• Problem description:
Can you copy every line of the data below, character for character, with nothing changed?

• Provided information:
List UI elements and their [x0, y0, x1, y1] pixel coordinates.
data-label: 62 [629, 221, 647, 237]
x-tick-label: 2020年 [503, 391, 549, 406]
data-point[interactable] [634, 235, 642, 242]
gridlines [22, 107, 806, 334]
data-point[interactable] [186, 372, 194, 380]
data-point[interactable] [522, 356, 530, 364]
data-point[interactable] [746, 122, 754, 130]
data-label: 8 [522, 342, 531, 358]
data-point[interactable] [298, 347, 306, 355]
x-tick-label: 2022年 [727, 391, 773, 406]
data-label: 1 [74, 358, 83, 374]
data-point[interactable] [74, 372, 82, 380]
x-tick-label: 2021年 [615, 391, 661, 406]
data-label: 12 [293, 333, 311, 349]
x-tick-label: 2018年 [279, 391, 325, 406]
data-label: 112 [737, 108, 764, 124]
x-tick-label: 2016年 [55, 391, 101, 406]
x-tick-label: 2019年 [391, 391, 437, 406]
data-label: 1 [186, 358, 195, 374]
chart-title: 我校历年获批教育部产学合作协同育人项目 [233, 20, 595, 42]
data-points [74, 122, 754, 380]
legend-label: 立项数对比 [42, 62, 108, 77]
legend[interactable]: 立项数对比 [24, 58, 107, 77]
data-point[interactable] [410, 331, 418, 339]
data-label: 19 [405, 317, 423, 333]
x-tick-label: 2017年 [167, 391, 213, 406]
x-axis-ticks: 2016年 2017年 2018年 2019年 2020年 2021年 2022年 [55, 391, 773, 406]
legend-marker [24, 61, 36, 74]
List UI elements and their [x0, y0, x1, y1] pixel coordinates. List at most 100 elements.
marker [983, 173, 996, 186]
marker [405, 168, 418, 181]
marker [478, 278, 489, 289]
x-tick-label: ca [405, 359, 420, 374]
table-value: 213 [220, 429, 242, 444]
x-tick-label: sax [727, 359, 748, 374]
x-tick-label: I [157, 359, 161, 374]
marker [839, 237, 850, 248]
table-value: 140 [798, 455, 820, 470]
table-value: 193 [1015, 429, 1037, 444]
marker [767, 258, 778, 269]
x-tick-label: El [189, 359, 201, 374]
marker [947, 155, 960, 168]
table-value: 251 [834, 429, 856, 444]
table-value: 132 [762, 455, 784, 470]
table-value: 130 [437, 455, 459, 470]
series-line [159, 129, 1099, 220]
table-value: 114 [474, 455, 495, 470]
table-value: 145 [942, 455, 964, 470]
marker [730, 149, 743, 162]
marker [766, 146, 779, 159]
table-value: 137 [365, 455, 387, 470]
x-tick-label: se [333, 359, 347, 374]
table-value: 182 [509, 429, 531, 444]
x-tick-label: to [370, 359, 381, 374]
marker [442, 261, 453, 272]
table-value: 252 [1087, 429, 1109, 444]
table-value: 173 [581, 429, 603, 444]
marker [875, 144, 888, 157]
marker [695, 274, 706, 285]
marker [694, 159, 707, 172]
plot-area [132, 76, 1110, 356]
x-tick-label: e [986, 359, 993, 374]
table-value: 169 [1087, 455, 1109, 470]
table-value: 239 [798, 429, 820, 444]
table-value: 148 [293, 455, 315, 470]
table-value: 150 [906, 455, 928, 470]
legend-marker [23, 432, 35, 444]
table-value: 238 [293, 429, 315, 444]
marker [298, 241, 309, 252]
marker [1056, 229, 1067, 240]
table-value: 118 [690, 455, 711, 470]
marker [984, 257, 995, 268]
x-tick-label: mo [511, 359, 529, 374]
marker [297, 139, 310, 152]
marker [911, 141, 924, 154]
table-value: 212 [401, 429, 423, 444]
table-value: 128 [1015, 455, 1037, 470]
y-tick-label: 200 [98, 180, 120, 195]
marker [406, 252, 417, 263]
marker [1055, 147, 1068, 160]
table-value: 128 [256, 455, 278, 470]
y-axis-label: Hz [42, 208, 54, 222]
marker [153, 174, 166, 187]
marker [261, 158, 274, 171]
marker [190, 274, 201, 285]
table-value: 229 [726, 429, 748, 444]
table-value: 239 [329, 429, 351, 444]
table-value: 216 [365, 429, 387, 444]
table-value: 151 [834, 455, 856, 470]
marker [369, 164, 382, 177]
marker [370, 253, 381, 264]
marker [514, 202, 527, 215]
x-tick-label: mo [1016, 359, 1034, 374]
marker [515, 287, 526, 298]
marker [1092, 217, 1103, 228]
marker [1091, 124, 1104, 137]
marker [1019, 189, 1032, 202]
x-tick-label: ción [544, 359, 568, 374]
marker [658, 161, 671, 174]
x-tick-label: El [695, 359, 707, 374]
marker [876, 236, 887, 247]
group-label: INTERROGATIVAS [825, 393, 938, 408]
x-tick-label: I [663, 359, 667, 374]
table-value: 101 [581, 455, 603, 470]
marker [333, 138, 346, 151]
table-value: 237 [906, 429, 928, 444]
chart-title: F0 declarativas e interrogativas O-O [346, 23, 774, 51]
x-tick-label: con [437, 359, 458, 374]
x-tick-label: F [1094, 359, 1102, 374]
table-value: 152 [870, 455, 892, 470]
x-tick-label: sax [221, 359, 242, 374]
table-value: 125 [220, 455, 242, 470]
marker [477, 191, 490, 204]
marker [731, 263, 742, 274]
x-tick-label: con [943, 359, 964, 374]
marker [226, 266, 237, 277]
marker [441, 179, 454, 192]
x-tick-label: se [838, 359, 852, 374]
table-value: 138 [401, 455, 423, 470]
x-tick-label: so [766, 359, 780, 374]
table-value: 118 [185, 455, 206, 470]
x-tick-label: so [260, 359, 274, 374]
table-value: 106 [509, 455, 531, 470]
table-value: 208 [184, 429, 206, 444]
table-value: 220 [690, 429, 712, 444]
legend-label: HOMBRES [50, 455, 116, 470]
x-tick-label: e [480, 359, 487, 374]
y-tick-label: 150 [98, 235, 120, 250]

• Exercise output:
List UI elements and their [x0, y0, x1, y1] pixel coordinates.
data-label: 62 [629, 221, 647, 237]
x-tick-label: 2020年 [503, 391, 549, 406]
data-point[interactable] [634, 235, 642, 242]
gridlines [22, 107, 806, 334]
data-point[interactable] [186, 372, 194, 380]
data-point[interactable] [522, 356, 530, 364]
data-point[interactable] [746, 122, 754, 130]
data-label: 8 [522, 342, 531, 358]
data-point[interactable] [298, 347, 306, 355]
x-tick-label: 2022年 [727, 391, 773, 406]
data-label: 1 [74, 358, 83, 374]
data-point[interactable] [74, 372, 82, 380]
x-tick-label: 2021年 [615, 391, 661, 406]
data-label: 12 [293, 333, 311, 349]
x-tick-label: 2018年 [279, 391, 325, 406]
data-label: 112 [737, 108, 764, 124]
x-tick-label: 2016年 [55, 391, 101, 406]
x-tick-label: 2019年 [391, 391, 437, 406]
data-label: 1 [186, 358, 195, 374]
chart-title: 我校历年获批教育部产学合作协同育人项目 [233, 20, 595, 42]
data-points [74, 122, 754, 380]
legend-label: 立项数对比 [42, 62, 108, 77]
legend[interactable]: 立项数对比 [24, 58, 107, 77]
data-point[interactable] [410, 331, 418, 339]
data-label: 19 [405, 317, 423, 333]
x-tick-label: 2017年 [167, 391, 213, 406]
x-axis-ticks: 2016年 2017年 2018年 2019年 2020年 2021年 2022年 [55, 391, 773, 406]
legend-marker [24, 61, 36, 74]
List UI elements and their [x0, y0, x1, y1] pixel coordinates. List at most 100 elements.
marker [983, 173, 996, 186]
marker [405, 168, 418, 181]
marker [478, 278, 489, 289]
x-tick-label: ca [405, 359, 420, 374]
table-value: 213 [220, 429, 242, 444]
x-tick-label: sax [727, 359, 748, 374]
x-tick-label: I [157, 359, 161, 374]
marker [839, 237, 850, 248]
table-value: 140 [798, 455, 820, 470]
table-value: 193 [1015, 429, 1037, 444]
marker [767, 258, 778, 269]
x-tick-label: El [189, 359, 201, 374]
marker [947, 155, 960, 168]
table-value: 251 [834, 429, 856, 444]
table-value: 132 [762, 455, 784, 470]
table-value: 130 [437, 455, 459, 470]
series-line [159, 129, 1099, 220]
table-value: 114 [474, 455, 495, 470]
table-value: 145 [942, 455, 964, 470]
marker [730, 149, 743, 162]
marker [766, 146, 779, 159]
table-value: 137 [365, 455, 387, 470]
x-tick-label: se [333, 359, 347, 374]
table-value: 182 [509, 429, 531, 444]
x-tick-label: to [370, 359, 381, 374]
marker [442, 261, 453, 272]
table-value: 252 [1087, 429, 1109, 444]
table-value: 173 [581, 429, 603, 444]
marker [875, 144, 888, 157]
marker [695, 274, 706, 285]
marker [694, 159, 707, 172]
plot-area [132, 76, 1110, 356]
x-tick-label: e [986, 359, 993, 374]
table-value: 169 [1087, 455, 1109, 470]
table-value: 239 [798, 429, 820, 444]
table-value: 148 [293, 455, 315, 470]
table-value: 150 [906, 455, 928, 470]
legend-marker [23, 432, 35, 444]
table-value: 238 [293, 429, 315, 444]
marker [298, 241, 309, 252]
marker [1056, 229, 1067, 240]
table-value: 118 [690, 455, 711, 470]
marker [984, 257, 995, 268]
x-tick-label: mo [511, 359, 529, 374]
marker [297, 139, 310, 152]
marker [911, 141, 924, 154]
table-value: 212 [401, 429, 423, 444]
table-value: 128 [1015, 455, 1037, 470]
y-tick-label: 200 [98, 180, 120, 195]
marker [406, 252, 417, 263]
marker [1055, 147, 1068, 160]
table-value: 128 [256, 455, 278, 470]
y-axis-label: Hz [42, 208, 54, 222]
marker [153, 174, 166, 187]
marker [261, 158, 274, 171]
marker [190, 274, 201, 285]
table-value: 229 [726, 429, 748, 444]
table-value: 239 [329, 429, 351, 444]
table-value: 216 [365, 429, 387, 444]
table-value: 151 [834, 455, 856, 470]
marker [369, 164, 382, 177]
marker [370, 253, 381, 264]
marker [514, 202, 527, 215]
x-tick-label: mo [1016, 359, 1034, 374]
marker [515, 287, 526, 298]
marker [1092, 217, 1103, 228]
marker [1091, 124, 1104, 137]
marker [1019, 189, 1032, 202]
x-tick-label: ción [544, 359, 568, 374]
marker [658, 161, 671, 174]
x-tick-label: El [695, 359, 707, 374]
marker [876, 236, 887, 247]
group-label: INTERROGATIVAS [825, 393, 938, 408]
x-tick-label: I [663, 359, 667, 374]
table-value: 101 [581, 455, 603, 470]
marker [333, 138, 346, 151]
table-value: 237 [906, 429, 928, 444]
chart-title: F0 declarativas e interrogativas O-O [346, 23, 774, 51]
x-tick-label: con [437, 359, 458, 374]
x-tick-label: F [1094, 359, 1102, 374]
table-value: 152 [870, 455, 892, 470]
x-tick-label: sax [221, 359, 242, 374]
table-value: 125 [220, 455, 242, 470]
marker [477, 191, 490, 204]
marker [731, 263, 742, 274]
x-tick-label: con [943, 359, 964, 374]
marker [226, 266, 237, 277]
marker [441, 179, 454, 192]
x-tick-label: se [838, 359, 852, 374]
table-value: 138 [401, 455, 423, 470]
x-tick-label: so [766, 359, 780, 374]
table-value: 118 [185, 455, 206, 470]
x-tick-label: so [260, 359, 274, 374]
table-value: 106 [509, 455, 531, 470]
table-value: 208 [184, 429, 206, 444]
table-value: 220 [690, 429, 712, 444]
legend-label: HOMBRES [50, 455, 116, 470]
x-tick-label: e [480, 359, 487, 374]
y-tick-label: 150 [98, 235, 120, 250]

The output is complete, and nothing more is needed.